------ MATERIAL ------
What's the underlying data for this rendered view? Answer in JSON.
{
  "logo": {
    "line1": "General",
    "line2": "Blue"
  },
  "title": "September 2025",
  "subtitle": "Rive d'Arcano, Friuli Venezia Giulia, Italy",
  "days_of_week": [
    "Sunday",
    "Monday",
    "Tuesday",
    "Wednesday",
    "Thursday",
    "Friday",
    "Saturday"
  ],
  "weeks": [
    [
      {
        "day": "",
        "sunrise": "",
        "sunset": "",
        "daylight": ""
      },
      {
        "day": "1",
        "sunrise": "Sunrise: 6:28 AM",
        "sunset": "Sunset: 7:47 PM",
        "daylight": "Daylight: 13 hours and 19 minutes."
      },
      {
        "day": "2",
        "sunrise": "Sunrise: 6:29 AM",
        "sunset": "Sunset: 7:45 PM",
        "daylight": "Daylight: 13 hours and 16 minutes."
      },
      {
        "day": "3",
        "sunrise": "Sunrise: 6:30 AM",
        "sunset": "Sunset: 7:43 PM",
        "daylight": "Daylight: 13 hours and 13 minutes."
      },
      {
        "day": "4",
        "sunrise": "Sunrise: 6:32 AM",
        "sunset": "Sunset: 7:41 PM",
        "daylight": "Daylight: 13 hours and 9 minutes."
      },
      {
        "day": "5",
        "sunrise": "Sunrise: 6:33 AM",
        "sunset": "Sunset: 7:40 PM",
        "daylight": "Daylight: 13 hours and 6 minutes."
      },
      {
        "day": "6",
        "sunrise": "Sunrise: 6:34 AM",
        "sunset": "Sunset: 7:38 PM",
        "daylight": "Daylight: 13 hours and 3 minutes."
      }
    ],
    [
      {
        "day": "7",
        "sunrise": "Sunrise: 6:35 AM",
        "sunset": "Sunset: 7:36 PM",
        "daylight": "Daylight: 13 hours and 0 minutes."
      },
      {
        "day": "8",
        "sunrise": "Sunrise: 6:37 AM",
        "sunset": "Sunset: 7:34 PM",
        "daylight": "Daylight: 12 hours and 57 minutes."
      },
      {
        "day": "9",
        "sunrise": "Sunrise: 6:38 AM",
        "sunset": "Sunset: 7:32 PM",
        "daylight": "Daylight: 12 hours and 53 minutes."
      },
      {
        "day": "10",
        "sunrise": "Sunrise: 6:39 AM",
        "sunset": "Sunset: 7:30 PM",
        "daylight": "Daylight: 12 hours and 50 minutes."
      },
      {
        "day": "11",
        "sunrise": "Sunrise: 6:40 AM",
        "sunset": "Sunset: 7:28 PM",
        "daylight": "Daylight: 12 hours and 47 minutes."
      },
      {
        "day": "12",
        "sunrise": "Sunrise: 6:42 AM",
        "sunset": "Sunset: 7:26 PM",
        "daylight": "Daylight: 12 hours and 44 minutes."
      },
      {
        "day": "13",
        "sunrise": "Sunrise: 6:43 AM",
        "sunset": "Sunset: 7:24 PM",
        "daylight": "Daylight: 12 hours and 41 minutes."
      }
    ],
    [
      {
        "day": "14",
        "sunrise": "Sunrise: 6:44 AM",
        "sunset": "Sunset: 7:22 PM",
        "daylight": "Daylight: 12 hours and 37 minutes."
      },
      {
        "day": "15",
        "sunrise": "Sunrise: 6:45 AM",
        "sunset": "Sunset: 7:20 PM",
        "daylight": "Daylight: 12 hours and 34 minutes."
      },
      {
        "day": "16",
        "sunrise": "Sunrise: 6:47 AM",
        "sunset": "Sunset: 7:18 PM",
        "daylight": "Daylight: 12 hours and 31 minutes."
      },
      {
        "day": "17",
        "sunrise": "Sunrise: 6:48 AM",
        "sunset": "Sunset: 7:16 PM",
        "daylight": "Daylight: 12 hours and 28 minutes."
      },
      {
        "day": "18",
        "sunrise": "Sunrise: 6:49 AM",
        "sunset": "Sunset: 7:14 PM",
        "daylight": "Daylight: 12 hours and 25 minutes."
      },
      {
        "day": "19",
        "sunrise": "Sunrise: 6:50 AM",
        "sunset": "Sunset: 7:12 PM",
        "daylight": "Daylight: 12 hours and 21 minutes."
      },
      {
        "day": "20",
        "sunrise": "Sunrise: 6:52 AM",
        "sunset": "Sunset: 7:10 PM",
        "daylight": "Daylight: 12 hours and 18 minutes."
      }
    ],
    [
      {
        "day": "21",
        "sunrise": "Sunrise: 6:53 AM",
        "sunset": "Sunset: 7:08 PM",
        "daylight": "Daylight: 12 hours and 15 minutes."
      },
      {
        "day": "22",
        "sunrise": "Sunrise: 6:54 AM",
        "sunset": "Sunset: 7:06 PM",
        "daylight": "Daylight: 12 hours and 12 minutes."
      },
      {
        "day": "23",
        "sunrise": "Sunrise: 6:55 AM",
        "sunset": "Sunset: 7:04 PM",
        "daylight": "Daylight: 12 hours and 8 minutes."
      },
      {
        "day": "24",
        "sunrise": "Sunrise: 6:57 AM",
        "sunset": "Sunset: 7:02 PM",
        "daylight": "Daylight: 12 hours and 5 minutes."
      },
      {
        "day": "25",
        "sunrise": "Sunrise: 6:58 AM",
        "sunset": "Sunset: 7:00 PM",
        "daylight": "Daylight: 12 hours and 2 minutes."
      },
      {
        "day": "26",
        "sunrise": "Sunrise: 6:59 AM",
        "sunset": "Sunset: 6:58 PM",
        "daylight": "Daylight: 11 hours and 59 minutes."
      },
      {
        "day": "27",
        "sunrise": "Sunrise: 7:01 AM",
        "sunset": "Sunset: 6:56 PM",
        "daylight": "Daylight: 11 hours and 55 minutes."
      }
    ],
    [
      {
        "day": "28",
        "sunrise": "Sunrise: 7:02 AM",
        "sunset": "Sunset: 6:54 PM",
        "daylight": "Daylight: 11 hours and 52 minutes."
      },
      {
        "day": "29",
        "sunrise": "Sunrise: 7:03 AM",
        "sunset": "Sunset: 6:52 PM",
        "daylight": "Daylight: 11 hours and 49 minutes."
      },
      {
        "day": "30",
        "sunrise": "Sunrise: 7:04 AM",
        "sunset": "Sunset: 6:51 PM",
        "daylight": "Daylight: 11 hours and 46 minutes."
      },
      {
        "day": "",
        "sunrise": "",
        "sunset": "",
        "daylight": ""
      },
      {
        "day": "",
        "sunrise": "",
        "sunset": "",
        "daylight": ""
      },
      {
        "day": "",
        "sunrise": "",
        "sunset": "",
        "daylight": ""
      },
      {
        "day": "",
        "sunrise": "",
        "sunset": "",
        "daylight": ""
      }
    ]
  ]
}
------
- WHAT TO PRODUCE -
Every entry should be printed again exactly as it stands.

- WRITTEN REPLY -
What's the underlying data for this rendered view? Answer in JSON.
{
  "logo": {
    "line1": "General",
    "line2": "Blue"
  },
  "title": "September 2025",
  "subtitle": "Rive d'Arcano, Friuli Venezia Giulia, Italy",
  "days_of_week": [
    "Sunday",
    "Monday",
    "Tuesday",
    "Wednesday",
    "Thursday",
    "Friday",
    "Saturday"
  ],
  "weeks": [
    [
      {
        "day": "",
        "sunrise": "",
        "sunset": "",
        "daylight": ""
      },
      {
        "day": "1",
        "sunrise": "Sunrise: 6:28 AM",
        "sunset": "Sunset: 7:47 PM",
        "daylight": "Daylight: 13 hours and 19 minutes."
      },
      {
        "day": "2",
        "sunrise": "Sunrise: 6:29 AM",
        "sunset": "Sunset: 7:45 PM",
        "daylight": "Daylight: 13 hours and 16 minutes."
      },
      {
        "day": "3",
        "sunrise": "Sunrise: 6:30 AM",
        "sunset": "Sunset: 7:43 PM",
        "daylight": "Daylight: 13 hours and 13 minutes."
      },
      {
        "day": "4",
        "sunrise": "Sunrise: 6:32 AM",
        "sunset": "Sunset: 7:41 PM",
        "daylight": "Daylight: 13 hours and 9 minutes."
      },
      {
        "day": "5",
        "sunrise": "Sunrise: 6:33 AM",
        "sunset": "Sunset: 7:40 PM",
        "daylight": "Daylight: 13 hours and 6 minutes."
      },
      {
        "day": "6",
        "sunrise": "Sunrise: 6:34 AM",
        "sunset": "Sunset: 7:38 PM",
        "daylight": "Daylight: 13 hours and 3 minutes."
      }
    ],
    [
      {
        "day": "7",
        "sunrise": "Sunrise: 6:35 AM",
        "sunset": "Sunset: 7:36 PM",
        "daylight": "Daylight: 13 hours and 0 minutes."
      },
      {
        "day": "8",
        "sunrise": "Sunrise: 6:37 AM",
        "sunset": "Sunset: 7:34 PM",
        "daylight": "Daylight: 12 hours and 57 minutes."
      },
      {
        "day": "9",
        "sunrise": "Sunrise: 6:38 AM",
        "sunset": "Sunset: 7:32 PM",
        "daylight": "Daylight: 12 hours and 53 minutes."
      },
      {
        "day": "10",
        "sunrise": "Sunrise: 6:39 AM",
        "sunset": "Sunset: 7:30 PM",
        "daylight": "Daylight: 12 hours and 50 minutes."
      },
      {
        "day": "11",
        "sunrise": "Sunrise: 6:40 AM",
        "sunset": "Sunset: 7:28 PM",
        "daylight": "Daylight: 12 hours and 47 minutes."
      },
      {
        "day": "12",
        "sunrise": "Sunrise: 6:42 AM",
        "sunset": "Sunset: 7:26 PM",
        "daylight": "Daylight: 12 hours and 44 minutes."
      },
      {
        "day": "13",
        "sunrise": "Sunrise: 6:43 AM",
        "sunset": "Sunset: 7:24 PM",
        "daylight": "Daylight: 12 hours and 41 minutes."
      }
    ],
    [
      {
        "day": "14",
        "sunrise": "Sunrise: 6:44 AM",
        "sunset": "Sunset: 7:22 PM",
        "daylight": "Daylight: 12 hours and 37 minutes."
      },
      {
        "day": "15",
        "sunrise": "Sunrise: 6:45 AM",
        "sunset": "Sunset: 7:20 PM",
        "daylight": "Daylight: 12 hours and 34 minutes."
      },
      {
        "day": "16",
        "sunrise": "Sunrise: 6:47 AM",
        "sunset": "Sunset: 7:18 PM",
        "daylight": "Daylight: 12 hours and 31 minutes."
      },
      {
        "day": "17",
        "sunrise": "Sunrise: 6:48 AM",
        "sunset": "Sunset: 7:16 PM",
        "daylight": "Daylight: 12 hours and 28 minutes."
      },
      {
        "day": "18",
        "sunrise": "Sunrise: 6:49 AM",
        "sunset": "Sunset: 7:14 PM",
        "daylight": "Daylight: 12 hours and 25 minutes."
      },
      {
        "day": "19",
        "sunrise": "Sunrise: 6:50 AM",
        "sunset": "Sunset: 7:12 PM",
        "daylight": "Daylight: 12 hours and 21 minutes."
      },
      {
        "day": "20",
        "sunrise": "Sunrise: 6:52 AM",
        "sunset": "Sunset: 7:10 PM",
        "daylight": "Daylight: 12 hours and 18 minutes."
      }
    ],
    [
      {
        "day": "21",
        "sunrise": "Sunrise: 6:53 AM",
        "sunset": "Sunset: 7:08 PM",
        "daylight": "Daylight: 12 hours and 15 minutes."
      },
      {
        "day": "22",
        "sunrise": "Sunrise: 6:54 AM",
        "sunset": "Sunset: 7:06 PM",
        "daylight": "Daylight: 12 hours and 12 minutes."
      },
      {
        "day": "23",
        "sunrise": "Sunrise: 6:55 AM",
        "sunset": "Sunset: 7:04 PM",
        "daylight": "Daylight: 12 hours and 8 minutes."
      },
      {
        "day": "24",
        "sunrise": "Sunrise: 6:57 AM",
        "sunset": "Sunset: 7:02 PM",
        "daylight": "Daylight: 12 hours and 5 minutes."
      },
      {
        "day": "25",
        "sunrise": "Sunrise: 6:58 AM",
        "sunset": "Sunset: 7:00 PM",
        "daylight": "Daylight: 12 hours and 2 minutes."
      },
      {
        "day": "26",
        "sunrise": "Sunrise: 6:59 AM",
        "sunset": "Sunset: 6:58 PM",
        "daylight": "Daylight: 11 hours and 59 minutes."
      },
      {
        "day": "27",
        "sunrise": "Sunrise: 7:01 AM",
        "sunset": "Sunset: 6:56 PM",
        "daylight": "Daylight: 11 hours and 55 minutes."
      }
    ],
    [
      {
        "day": "28",
        "sunrise": "Sunrise: 7:02 AM",
        "sunset": "Sunset: 6:54 PM",
        "daylight": "Daylight: 11 hours and 52 minutes."
      },
      {
        "day": "29",
        "sunrise": "Sunrise: 7:03 AM",
        "sunset": "Sunset: 6:52 PM",
        "daylight": "Daylight: 11 hours and 49 minutes."
      },
      {
        "day": "30",
        "sunrise": "Sunrise: 7:04 AM",
        "sunset": "Sunset: 6:51 PM",
        "daylight": "Daylight: 11 hours and 46 minutes."
      },
      {
        "day": "",
        "sunrise": "",
        "sunset": "",
        "daylight": ""
      },
      {
        "day": "",
        "sunrise": "",
        "sunset": "",
        "daylight": ""
      },
      {
        "day": "",
        "sunrise": "",
        "sunset": "",
        "daylight": ""
      },
      {
        "day": "",
        "sunrise": "",
        "sunset": "",
        "daylight": ""
      }
    ]
  ]
}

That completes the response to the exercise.